AIM OF THE EXERCISE
Write out all of the entries exactly, please.
───── DATA FOR THIS TASK
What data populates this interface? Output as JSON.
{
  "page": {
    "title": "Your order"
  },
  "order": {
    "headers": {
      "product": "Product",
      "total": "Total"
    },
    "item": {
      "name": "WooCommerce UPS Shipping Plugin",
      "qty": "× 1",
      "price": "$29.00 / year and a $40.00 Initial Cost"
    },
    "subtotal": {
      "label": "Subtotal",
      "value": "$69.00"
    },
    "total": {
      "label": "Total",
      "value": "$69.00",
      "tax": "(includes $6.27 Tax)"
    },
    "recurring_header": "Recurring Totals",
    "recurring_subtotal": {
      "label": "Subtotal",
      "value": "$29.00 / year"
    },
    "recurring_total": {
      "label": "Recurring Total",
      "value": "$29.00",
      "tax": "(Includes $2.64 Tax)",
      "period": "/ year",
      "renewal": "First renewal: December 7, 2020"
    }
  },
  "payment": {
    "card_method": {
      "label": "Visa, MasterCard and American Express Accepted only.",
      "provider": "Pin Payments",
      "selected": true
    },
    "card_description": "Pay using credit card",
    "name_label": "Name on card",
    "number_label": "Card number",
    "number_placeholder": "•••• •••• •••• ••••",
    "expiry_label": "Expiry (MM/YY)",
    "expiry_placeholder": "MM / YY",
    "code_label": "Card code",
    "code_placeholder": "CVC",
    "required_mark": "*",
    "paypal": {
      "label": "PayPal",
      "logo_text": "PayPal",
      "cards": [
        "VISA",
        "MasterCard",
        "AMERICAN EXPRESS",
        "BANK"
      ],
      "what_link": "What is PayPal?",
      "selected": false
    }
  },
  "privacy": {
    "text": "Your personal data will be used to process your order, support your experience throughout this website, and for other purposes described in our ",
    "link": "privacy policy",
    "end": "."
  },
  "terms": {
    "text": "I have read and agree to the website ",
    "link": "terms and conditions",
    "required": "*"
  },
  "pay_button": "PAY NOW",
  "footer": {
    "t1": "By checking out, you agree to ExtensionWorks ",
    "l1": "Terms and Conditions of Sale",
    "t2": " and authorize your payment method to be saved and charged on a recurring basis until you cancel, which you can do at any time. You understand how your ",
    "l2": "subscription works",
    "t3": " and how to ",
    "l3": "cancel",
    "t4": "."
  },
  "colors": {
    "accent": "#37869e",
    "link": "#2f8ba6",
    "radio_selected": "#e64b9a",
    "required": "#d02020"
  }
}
──────────
TASK SOLUTION
What data populates this interface? Output as JSON.
{
  "page": {
    "title": "Your order"
  },
  "order": {
    "headers": {
      "product": "Product",
      "total": "Total"
    },
    "item": {
      "name": "WooCommerce UPS Shipping Plugin",
      "qty": "× 1",
      "price": "$29.00 / year and a $40.00 Initial Cost"
    },
    "subtotal": {
      "label": "Subtotal",
      "value": "$69.00"
    },
    "total": {
      "label": "Total",
      "value": "$69.00",
      "tax": "(includes $6.27 Tax)"
    },
    "recurring_header": "Recurring Totals",
    "recurring_subtotal": {
      "label": "Subtotal",
      "value": "$29.00 / year"
    },
    "recurring_total": {
      "label": "Recurring Total",
      "value": "$29.00",
      "tax": "(Includes $2.64 Tax)",
      "period": "/ year",
      "renewal": "First renewal: December 7, 2020"
    }
  },
  "payment": {
    "card_method": {
      "label": "Visa, MasterCard and American Express Accepted only.",
      "provider": "Pin Payments",
      "selected": true
    },
    "card_description": "Pay using credit card",
    "name_label": "Name on card",
    "number_label": "Card number",
    "number_placeholder": "•••• •••• •••• ••••",
    "expiry_label": "Expiry (MM/YY)",
    "expiry_placeholder": "MM / YY",
    "code_label": "Card code",
    "code_placeholder": "CVC",
    "required_mark": "*",
    "paypal": {
      "label": "PayPal",
      "logo_text": "PayPal",
      "cards": [
        "VISA",
        "MasterCard",
        "AMERICAN EXPRESS",
        "BANK"
      ],
      "what_link": "What is PayPal?",
      "selected": false
    }
  },
  "privacy": {
    "text": "Your personal data will be used to process your order, support your experience throughout this website, and for other purposes described in our ",
    "link": "privacy policy",
    "end": "."
  },
  "terms": {
    "text": "I have read and agree to the website ",
    "link": "terms and conditions",
    "required": "*"
  },
  "pay_button": "PAY NOW",
  "footer": {
    "t1": "By checking out, you agree to ExtensionWorks ",
    "l1": "Terms and Conditions of Sale",
    "t2": " and authorize your payment method to be saved and charged on a recurring basis until you cancel, which you can do at any time. You understand how your ",
    "l2": "subscription works",
    "t3": " and how to ",
    "l3": "cancel",
    "t4": "."
  },
  "colors": {
    "accent": "#37869e",
    "link": "#2f8ba6",
    "radio_selected": "#e64b9a",
    "required": "#d02020"
  }
}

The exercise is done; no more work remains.